(Data excerpts)
start
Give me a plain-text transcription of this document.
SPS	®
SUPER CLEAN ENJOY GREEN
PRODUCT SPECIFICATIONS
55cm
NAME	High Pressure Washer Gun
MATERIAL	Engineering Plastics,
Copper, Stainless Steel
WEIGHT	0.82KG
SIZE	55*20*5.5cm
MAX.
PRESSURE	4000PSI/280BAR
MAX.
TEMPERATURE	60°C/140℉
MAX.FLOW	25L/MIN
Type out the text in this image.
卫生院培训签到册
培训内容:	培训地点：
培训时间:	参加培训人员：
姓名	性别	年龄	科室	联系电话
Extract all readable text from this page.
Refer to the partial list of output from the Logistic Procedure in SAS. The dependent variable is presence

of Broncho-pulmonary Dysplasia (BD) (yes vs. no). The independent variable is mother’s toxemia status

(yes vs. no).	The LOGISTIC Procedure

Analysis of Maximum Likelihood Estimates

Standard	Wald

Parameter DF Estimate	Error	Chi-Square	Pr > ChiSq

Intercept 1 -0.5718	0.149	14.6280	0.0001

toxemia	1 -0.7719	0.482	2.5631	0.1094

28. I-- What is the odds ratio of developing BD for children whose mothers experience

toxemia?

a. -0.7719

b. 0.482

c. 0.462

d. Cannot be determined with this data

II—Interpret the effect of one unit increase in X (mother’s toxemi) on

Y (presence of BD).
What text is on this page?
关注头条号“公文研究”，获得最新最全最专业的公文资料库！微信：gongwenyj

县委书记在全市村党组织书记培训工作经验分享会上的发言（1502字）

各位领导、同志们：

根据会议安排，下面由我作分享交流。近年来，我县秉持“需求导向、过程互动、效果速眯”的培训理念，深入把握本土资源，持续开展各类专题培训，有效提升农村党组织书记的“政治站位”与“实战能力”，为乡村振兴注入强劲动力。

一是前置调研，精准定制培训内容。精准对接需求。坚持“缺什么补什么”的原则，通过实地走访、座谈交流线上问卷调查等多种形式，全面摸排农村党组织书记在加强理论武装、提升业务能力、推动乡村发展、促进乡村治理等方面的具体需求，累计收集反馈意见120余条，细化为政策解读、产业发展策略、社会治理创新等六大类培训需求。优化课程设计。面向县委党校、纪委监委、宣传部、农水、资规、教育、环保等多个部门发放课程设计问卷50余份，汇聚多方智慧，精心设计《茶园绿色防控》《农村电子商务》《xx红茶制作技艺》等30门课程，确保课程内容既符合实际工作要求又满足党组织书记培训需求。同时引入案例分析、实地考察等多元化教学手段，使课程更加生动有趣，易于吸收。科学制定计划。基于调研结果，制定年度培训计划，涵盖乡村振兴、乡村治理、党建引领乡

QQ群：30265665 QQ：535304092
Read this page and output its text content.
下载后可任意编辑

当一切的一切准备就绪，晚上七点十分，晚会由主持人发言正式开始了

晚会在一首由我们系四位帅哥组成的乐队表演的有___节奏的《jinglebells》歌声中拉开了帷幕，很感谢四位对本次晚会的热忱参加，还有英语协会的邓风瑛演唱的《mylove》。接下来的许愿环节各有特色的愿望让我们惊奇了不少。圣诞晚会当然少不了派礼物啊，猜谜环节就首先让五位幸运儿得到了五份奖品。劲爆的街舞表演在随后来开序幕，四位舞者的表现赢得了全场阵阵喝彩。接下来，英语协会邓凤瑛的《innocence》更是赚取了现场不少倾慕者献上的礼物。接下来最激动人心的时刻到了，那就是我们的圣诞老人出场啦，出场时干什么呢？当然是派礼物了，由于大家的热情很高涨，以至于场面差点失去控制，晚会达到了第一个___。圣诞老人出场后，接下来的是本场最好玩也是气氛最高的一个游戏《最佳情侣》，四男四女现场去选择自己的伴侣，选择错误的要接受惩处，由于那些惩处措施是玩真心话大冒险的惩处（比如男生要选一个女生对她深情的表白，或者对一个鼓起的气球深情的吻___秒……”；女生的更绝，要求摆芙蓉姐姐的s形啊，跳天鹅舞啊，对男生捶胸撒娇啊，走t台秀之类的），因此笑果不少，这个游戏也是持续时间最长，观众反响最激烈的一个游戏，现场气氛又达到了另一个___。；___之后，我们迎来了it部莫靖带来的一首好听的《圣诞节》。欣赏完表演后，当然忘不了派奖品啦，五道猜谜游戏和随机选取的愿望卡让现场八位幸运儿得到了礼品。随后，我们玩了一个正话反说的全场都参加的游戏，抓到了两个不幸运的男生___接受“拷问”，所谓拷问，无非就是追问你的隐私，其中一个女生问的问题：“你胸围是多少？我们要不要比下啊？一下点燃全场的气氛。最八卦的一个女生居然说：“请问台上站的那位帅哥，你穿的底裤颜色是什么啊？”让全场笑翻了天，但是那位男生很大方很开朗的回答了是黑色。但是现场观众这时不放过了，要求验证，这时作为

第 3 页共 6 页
end
-- Work instructions --
Check each line of the data above for the string "variable", then report how many lines have it, with no other words.

-- Task output --
2